▶ [Set exercise]: Show every row below that contains the string "width", copying each one in full.

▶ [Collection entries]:
····················
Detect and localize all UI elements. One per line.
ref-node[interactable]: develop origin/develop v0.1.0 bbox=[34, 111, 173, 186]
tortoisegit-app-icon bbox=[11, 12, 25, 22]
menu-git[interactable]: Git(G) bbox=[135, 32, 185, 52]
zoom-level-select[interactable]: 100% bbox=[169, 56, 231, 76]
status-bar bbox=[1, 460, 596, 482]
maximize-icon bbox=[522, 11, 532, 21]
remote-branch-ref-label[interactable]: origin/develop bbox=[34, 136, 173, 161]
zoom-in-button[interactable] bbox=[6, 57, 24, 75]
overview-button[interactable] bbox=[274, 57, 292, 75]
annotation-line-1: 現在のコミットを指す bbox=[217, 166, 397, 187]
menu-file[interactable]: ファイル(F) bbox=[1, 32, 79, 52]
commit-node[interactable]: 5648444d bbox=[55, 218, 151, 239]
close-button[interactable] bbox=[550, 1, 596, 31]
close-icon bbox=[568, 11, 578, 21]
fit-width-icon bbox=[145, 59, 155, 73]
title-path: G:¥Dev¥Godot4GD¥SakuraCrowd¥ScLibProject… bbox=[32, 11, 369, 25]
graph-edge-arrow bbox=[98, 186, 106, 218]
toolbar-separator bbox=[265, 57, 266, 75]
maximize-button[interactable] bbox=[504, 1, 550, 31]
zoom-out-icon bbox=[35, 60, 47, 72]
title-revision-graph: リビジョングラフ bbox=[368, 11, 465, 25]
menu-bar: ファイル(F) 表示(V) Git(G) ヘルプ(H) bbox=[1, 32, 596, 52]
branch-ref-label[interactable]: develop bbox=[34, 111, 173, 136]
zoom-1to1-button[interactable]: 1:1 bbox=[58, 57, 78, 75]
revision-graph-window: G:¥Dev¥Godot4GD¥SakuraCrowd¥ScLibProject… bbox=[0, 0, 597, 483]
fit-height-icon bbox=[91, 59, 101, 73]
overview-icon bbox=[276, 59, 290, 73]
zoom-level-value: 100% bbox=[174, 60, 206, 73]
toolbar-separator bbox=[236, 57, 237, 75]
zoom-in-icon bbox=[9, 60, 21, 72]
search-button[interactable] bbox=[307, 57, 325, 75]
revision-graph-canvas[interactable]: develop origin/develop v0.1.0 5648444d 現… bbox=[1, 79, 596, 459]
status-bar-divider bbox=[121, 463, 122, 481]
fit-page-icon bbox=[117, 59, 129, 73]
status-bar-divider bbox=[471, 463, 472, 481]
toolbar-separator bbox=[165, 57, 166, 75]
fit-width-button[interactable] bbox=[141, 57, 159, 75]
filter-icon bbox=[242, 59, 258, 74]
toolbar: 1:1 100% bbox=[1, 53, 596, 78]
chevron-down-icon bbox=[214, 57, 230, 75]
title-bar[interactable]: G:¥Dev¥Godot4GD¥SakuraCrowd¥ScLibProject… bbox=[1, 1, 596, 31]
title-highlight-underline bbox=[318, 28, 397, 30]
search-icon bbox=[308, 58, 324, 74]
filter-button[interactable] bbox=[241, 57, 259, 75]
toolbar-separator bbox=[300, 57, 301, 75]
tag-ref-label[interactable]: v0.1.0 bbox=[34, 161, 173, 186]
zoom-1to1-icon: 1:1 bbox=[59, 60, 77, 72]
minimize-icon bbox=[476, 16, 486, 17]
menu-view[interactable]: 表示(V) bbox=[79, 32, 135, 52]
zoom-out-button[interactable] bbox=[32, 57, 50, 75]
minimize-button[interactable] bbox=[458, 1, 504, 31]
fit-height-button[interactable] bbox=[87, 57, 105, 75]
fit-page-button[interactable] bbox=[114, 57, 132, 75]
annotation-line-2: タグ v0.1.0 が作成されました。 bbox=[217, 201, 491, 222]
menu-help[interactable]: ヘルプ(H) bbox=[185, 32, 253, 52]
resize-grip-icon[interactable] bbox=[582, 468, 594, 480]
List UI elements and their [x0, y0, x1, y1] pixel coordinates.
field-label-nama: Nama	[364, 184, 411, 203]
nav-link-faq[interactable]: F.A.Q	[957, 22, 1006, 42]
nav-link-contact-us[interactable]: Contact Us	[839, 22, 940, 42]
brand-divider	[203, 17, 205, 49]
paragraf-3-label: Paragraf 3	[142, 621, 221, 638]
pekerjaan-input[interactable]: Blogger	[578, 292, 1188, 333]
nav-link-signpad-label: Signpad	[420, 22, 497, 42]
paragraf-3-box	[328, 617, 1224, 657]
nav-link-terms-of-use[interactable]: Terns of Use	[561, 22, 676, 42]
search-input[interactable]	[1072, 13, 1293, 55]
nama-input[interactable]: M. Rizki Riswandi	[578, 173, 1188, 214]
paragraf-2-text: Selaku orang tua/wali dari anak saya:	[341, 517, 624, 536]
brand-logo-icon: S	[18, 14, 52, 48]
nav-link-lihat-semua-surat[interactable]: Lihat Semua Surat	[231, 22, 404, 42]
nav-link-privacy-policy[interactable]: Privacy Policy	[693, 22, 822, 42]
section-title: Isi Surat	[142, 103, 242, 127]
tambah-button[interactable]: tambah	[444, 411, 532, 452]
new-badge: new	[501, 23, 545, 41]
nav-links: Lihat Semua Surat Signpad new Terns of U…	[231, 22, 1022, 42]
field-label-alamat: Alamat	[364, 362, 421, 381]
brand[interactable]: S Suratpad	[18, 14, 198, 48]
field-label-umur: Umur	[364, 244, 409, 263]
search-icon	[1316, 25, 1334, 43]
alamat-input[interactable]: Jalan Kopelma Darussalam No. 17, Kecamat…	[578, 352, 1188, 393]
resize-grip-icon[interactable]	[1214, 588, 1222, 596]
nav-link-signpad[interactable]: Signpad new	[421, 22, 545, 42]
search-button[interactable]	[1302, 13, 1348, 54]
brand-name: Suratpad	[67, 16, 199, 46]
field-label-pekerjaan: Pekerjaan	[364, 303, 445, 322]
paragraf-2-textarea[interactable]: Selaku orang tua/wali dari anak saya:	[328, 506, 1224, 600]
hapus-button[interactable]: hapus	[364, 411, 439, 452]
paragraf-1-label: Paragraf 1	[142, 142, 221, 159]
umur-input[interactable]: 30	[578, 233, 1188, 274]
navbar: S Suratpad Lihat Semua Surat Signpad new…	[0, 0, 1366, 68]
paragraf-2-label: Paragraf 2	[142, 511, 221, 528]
····················
▶ [Completed task]:
fit-width-icon bbox=[145, 59, 155, 73]
fit-width-button[interactable] bbox=[141, 57, 159, 75]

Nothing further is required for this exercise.